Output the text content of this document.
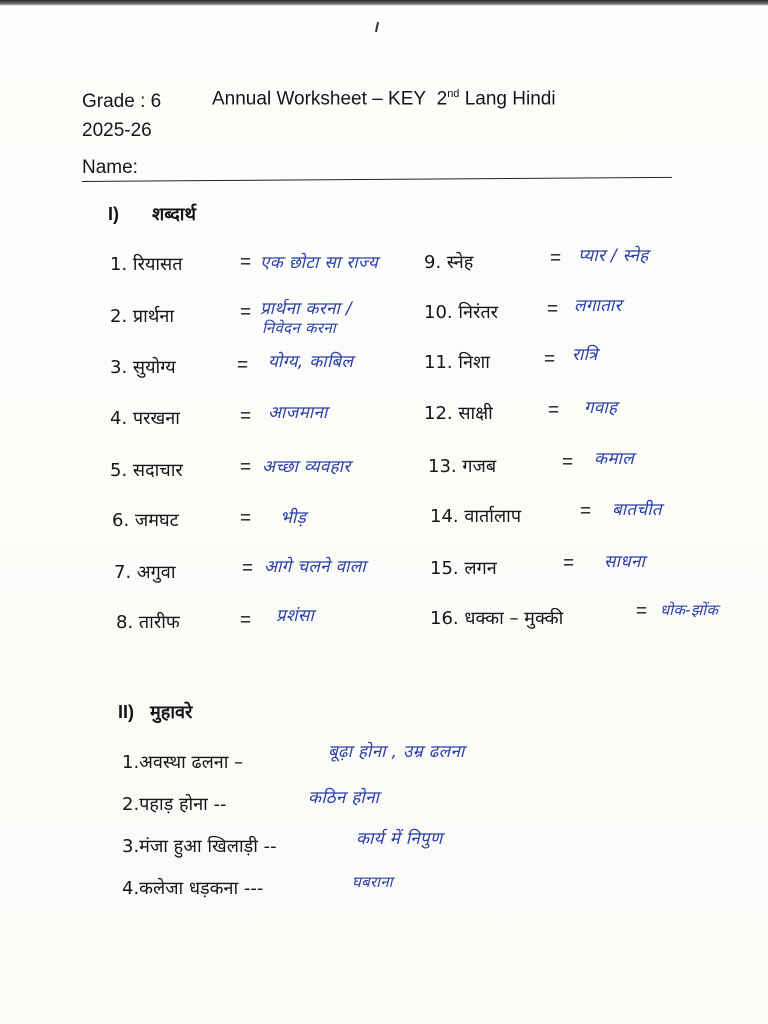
Grade : 6	Annual Worksheet – KEY 2nd Lang Hindi
2025-26
Name:
I) शब्दार्थ
1. रियासत	= एक छोटा सा राज्य
2. प्रार्थना	= प्रार्थना करना /
निवेदन करना
3. सुयोग्य	= योग्य, काबिल
4. परखना	= आजमाना
5. सदाचार	= अच्छा व्यवहार
6. जमघट	= भीड़
7. अगुवा	= आगे चलने वाला
8. तारीफ	= प्रशंसा
9. स्नेह	= प्यार / स्नेह
10. निरंतर	= लगातार
11. निशा	= रात्रि
12. साक्षी	= गवाह
13. गजब	= कमाल
14. वार्तालाप	= बातचीत
15. लगन	= साधना
16. धक्का – मुक्की	= धोक-झोंक
II) मुहावरे
1.अवस्था ढलना –	बूढ़ा होना , उम्र ढलना
2.पहाड़ होना --	कठिन होना
3.मंजा हुआ खिलाड़ी --	कार्य में निपुण
4.कलेजा धड़कना ---	घबराना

- - -

**Task description:**
Exclude every picture and copy the remaining data exactly.

**Task response:**
Output the text content of this document.
Grade : 6	Annual Worksheet – KEY 2nd Lang Hindi
2025-26
Name:
I) शब्दार्थ
1. रियासत	= एक छोटा सा राज्य
2. प्रार्थना	= प्रार्थना करना /
निवेदन करना
3. सुयोग्य	= योग्य, काबिल
4. परखना	= आजमाना
5. सदाचार	= अच्छा व्यवहार
6. जमघट	= भीड़
7. अगुवा	= आगे चलने वाला
8. तारीफ	= प्रशंसा
9. स्नेह	= प्यार / स्नेह
10. निरंतर	= लगातार
11. निशा	= रात्रि
12. साक्षी	= गवाह
13. गजब	= कमाल
14. वार्तालाप	= बातचीत
15. लगन	= साधना
16. धक्का – मुक्की	= धोक-झोंक
II) मुहावरे
1.अवस्था ढलना –	बूढ़ा होना , उम्र ढलना
2.पहाड़ होना --	कठिन होना
3.मंजा हुआ खिलाड़ी --	कार्य में निपुण
4.कलेजा धड़कना ---	घबराना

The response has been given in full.